→ **STATED EXERCISE**
Say how many lines of these entries include the word "wheat", and answer with the number alone.

Data extracted from a collection:

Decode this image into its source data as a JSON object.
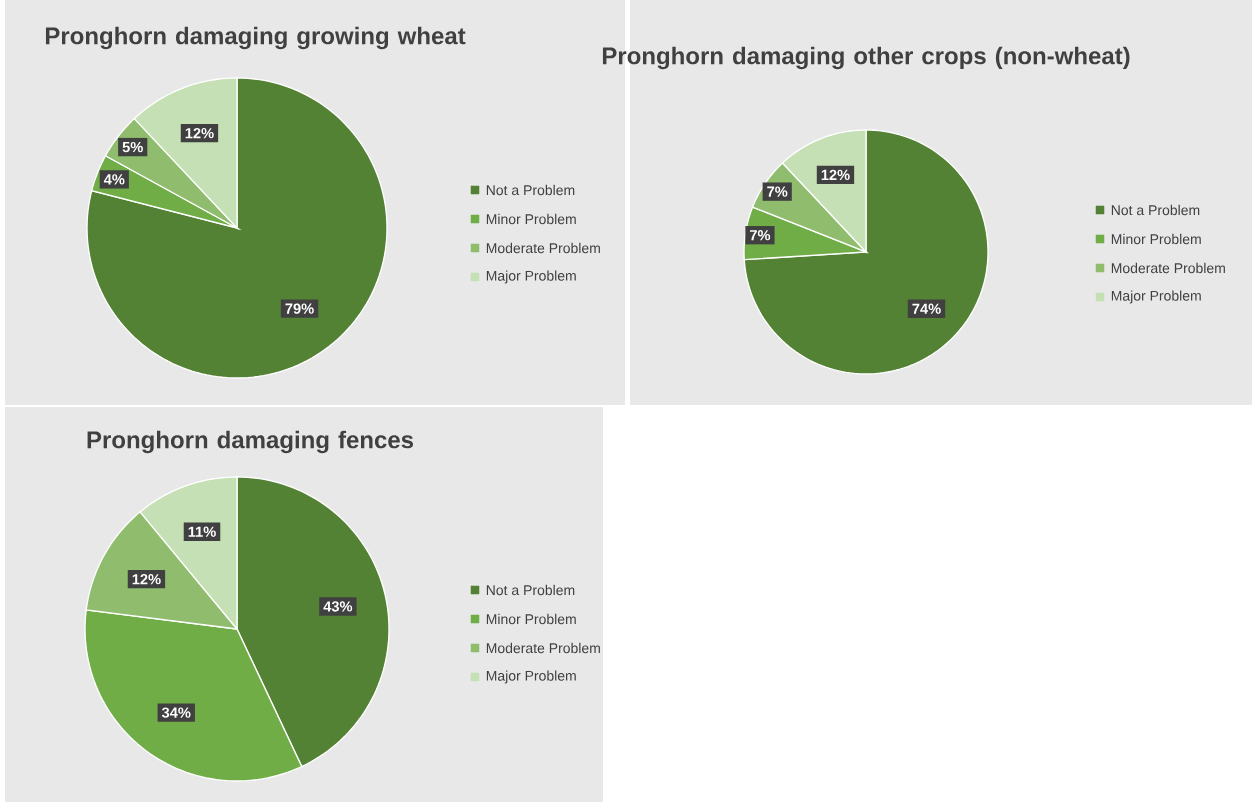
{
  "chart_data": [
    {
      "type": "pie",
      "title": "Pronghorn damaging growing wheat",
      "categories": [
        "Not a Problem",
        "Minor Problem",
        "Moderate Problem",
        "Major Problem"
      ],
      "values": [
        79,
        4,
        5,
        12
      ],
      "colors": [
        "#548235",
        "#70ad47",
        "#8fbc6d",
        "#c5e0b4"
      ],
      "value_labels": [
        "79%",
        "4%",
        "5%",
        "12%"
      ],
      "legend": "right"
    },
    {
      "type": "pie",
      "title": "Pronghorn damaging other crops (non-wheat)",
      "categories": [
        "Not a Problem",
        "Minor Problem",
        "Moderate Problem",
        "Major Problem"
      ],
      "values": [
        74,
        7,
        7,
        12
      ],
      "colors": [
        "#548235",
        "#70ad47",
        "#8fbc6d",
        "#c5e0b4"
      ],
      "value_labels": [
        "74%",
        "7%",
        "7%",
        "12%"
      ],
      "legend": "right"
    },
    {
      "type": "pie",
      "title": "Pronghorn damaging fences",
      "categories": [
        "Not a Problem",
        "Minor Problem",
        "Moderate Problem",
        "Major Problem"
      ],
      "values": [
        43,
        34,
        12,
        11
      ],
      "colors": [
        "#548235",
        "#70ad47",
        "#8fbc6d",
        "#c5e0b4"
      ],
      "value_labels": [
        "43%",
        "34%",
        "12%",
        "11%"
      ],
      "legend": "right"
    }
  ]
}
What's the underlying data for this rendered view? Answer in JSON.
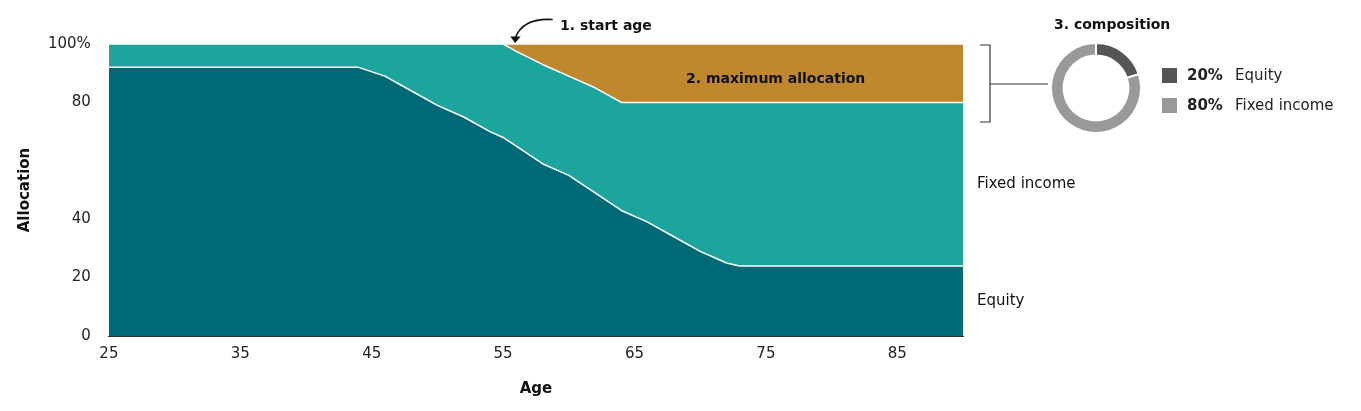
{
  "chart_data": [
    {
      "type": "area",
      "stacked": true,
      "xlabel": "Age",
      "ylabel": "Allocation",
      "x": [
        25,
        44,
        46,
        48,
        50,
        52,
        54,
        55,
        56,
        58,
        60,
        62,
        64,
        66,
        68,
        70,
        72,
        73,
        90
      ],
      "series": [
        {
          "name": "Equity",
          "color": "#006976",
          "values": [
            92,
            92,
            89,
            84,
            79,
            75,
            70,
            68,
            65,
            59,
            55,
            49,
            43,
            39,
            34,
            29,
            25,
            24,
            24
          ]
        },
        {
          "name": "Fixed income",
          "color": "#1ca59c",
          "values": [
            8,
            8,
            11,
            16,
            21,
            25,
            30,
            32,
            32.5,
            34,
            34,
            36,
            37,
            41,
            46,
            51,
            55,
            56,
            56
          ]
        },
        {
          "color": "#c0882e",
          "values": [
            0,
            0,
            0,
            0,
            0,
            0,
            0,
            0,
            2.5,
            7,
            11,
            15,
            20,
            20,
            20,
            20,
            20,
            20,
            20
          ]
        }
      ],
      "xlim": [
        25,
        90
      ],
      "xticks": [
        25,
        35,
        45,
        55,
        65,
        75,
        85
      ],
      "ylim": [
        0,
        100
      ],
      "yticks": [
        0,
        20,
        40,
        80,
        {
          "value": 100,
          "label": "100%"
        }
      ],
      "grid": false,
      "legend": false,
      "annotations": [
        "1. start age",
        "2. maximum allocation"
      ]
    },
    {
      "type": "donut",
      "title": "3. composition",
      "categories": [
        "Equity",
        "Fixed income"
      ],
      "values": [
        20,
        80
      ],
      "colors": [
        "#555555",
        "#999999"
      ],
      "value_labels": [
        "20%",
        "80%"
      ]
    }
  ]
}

→ **FINAL RESULT**
2